▸ Stated goal
Every line holding the string "histoire" should be gathered.

## begin Stored records

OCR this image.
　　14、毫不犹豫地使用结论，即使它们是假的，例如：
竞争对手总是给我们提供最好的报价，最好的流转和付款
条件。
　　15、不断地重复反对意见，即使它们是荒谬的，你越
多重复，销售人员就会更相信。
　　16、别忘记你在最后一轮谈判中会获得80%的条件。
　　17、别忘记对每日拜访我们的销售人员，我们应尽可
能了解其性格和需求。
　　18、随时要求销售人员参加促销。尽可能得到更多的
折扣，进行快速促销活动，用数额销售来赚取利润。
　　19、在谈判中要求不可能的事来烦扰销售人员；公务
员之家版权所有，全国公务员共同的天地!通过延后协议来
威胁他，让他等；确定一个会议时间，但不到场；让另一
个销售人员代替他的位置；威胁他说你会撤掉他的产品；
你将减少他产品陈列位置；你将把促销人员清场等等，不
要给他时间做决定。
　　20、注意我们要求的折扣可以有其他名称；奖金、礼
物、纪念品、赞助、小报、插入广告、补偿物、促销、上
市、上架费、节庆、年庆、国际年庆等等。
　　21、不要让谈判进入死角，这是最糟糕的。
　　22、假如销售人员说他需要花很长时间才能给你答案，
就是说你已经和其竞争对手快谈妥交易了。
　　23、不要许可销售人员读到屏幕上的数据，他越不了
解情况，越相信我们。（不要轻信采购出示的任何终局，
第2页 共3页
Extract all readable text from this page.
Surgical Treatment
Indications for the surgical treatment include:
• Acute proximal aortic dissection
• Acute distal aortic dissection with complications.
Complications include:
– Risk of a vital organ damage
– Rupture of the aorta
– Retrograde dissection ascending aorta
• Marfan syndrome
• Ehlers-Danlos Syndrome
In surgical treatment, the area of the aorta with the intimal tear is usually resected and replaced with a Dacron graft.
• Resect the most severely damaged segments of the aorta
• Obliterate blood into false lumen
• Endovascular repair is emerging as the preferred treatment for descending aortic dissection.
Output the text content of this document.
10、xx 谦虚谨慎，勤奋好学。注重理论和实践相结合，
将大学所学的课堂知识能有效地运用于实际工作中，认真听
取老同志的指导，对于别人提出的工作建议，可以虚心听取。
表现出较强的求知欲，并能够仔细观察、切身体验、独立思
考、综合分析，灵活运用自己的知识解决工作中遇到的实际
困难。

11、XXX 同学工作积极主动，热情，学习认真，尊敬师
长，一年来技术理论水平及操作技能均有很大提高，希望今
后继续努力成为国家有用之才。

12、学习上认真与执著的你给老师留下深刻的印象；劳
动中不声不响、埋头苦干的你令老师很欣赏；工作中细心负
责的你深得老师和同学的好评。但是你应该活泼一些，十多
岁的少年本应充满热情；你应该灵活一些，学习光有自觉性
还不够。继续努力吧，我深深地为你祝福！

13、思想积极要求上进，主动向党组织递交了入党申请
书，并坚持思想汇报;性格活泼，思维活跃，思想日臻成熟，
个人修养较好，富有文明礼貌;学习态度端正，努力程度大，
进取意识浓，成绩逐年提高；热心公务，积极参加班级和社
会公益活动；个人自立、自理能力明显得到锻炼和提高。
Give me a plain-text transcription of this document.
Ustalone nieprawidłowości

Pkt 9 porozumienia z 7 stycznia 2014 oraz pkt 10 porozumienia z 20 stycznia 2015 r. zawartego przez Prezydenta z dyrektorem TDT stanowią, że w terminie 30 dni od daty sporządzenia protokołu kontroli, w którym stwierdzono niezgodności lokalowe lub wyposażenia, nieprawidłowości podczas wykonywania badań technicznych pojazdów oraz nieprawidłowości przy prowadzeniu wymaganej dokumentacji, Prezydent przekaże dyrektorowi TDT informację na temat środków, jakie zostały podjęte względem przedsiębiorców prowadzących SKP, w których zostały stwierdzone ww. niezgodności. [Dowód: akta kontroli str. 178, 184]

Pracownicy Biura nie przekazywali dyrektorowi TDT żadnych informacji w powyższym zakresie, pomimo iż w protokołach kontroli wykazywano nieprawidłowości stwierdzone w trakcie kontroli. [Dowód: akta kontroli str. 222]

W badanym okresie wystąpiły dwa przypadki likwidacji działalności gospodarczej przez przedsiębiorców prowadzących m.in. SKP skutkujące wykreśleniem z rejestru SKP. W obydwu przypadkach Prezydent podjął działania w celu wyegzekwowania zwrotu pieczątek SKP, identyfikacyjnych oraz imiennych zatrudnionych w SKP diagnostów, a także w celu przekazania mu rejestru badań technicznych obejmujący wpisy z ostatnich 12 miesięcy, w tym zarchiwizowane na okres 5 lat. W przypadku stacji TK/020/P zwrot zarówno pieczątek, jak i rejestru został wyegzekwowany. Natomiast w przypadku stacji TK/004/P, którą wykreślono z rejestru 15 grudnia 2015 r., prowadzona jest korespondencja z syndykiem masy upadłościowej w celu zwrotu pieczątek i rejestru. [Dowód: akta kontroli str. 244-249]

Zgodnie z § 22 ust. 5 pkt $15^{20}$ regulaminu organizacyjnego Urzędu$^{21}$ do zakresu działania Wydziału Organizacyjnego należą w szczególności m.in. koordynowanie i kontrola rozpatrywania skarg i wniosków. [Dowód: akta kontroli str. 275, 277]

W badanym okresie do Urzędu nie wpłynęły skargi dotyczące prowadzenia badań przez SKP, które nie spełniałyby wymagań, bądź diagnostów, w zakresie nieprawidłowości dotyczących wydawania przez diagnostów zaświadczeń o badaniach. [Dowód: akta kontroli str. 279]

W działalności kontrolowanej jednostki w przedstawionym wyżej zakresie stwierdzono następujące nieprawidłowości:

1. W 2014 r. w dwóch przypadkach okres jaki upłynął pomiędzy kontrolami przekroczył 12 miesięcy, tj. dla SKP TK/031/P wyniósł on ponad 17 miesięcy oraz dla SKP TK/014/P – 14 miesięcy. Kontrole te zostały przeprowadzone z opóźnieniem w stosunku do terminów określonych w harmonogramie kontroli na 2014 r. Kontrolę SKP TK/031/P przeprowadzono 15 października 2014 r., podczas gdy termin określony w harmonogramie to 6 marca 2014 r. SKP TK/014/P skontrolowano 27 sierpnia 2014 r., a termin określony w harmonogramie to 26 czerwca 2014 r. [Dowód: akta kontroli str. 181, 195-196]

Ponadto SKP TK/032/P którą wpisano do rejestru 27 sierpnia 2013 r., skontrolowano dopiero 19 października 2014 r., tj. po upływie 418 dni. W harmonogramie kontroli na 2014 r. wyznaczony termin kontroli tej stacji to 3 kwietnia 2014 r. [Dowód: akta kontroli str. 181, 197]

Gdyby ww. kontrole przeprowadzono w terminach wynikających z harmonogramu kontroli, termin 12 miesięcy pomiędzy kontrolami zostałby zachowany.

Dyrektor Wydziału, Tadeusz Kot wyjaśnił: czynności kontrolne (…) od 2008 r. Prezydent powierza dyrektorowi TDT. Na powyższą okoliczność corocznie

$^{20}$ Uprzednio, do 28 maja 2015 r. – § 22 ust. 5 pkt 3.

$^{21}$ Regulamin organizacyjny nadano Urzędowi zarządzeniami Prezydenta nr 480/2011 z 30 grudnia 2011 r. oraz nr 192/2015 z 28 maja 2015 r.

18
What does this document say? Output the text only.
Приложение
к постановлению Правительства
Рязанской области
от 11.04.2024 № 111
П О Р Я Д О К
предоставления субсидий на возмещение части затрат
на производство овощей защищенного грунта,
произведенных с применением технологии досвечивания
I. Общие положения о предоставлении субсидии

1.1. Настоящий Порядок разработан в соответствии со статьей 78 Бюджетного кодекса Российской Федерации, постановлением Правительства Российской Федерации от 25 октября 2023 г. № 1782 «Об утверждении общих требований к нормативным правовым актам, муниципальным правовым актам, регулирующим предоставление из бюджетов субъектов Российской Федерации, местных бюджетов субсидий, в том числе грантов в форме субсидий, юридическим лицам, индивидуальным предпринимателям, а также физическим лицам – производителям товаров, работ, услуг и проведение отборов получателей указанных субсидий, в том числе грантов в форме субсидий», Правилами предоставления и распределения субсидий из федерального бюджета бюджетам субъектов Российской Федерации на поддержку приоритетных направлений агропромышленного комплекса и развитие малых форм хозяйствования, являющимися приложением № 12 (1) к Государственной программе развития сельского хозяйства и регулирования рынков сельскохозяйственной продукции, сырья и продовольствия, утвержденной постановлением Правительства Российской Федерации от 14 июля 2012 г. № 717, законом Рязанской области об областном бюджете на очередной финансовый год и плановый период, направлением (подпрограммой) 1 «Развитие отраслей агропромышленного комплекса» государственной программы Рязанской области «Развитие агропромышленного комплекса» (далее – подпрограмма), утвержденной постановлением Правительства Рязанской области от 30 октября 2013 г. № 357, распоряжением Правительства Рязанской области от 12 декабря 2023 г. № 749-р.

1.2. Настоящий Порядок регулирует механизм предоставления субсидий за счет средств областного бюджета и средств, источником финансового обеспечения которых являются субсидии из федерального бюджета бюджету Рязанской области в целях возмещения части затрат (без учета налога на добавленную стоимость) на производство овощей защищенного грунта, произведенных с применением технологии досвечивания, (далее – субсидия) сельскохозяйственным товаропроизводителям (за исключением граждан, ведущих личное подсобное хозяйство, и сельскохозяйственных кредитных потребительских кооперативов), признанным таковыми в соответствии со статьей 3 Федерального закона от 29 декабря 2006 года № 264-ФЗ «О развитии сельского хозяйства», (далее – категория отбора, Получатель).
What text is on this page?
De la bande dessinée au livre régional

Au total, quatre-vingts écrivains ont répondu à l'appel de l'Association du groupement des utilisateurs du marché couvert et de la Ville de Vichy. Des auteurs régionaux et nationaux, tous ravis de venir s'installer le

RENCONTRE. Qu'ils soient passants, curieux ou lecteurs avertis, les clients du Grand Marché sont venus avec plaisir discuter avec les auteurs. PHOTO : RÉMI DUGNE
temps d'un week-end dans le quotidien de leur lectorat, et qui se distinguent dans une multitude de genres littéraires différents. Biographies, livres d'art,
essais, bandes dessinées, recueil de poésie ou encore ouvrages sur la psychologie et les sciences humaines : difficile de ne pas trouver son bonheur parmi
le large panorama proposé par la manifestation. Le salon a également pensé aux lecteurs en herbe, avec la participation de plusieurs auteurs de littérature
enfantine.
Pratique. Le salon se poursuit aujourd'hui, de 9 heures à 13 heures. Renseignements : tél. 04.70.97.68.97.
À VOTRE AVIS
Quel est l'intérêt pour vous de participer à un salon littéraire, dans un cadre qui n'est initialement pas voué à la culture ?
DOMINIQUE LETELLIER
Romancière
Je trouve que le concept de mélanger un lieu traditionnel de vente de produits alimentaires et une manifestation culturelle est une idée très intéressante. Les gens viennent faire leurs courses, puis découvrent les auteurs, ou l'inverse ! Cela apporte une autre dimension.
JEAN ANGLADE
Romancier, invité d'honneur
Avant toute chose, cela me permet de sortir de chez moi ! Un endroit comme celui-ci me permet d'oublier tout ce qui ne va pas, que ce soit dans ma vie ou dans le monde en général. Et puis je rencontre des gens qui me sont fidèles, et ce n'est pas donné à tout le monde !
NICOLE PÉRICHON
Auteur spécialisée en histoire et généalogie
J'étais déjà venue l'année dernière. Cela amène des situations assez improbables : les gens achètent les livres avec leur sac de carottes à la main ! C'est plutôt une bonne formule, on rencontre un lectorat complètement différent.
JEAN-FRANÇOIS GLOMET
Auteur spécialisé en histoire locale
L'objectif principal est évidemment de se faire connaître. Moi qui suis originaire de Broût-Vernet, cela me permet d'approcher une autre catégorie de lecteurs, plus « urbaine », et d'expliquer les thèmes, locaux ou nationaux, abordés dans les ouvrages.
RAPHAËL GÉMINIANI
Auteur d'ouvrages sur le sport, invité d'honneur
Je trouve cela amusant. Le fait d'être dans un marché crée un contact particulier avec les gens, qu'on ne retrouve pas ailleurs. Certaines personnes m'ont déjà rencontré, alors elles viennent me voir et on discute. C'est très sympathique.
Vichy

## end Stored records

▸ Result
Auteur spécialisée en histoire et généalogie
Auteur spécialisé en histoire locale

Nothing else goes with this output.